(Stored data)
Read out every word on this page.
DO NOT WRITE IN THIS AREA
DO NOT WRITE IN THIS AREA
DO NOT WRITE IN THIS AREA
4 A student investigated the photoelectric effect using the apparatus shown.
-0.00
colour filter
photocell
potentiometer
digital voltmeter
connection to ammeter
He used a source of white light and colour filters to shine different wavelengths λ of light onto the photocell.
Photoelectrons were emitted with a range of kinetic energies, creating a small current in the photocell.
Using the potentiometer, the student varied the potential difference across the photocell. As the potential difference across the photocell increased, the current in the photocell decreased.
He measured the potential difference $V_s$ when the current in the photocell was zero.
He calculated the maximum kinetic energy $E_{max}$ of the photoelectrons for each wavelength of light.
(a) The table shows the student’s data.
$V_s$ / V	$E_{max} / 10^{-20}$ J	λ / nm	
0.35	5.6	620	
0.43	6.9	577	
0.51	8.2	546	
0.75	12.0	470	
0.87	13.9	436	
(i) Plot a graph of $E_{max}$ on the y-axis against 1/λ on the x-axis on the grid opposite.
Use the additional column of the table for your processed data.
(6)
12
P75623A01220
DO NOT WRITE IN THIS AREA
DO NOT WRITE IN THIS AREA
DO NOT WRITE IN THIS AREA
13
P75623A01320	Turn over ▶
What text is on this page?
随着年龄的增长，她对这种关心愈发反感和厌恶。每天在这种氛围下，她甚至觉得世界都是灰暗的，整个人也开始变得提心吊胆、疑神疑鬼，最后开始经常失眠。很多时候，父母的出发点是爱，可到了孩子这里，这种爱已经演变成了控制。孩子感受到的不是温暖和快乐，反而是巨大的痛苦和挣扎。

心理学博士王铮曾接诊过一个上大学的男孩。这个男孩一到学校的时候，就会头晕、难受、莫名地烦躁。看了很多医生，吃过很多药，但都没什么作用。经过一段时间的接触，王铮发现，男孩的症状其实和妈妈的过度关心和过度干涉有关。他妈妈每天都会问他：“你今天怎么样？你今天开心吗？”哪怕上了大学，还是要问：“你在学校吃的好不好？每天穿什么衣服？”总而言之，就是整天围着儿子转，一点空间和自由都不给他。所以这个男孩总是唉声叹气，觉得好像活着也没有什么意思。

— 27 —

WRITTEN INSTRUCTION —
For each line of the listing that holds the word "page", show that line.

FINAL RESULT —
Read out every word on this page.
What text is on this page?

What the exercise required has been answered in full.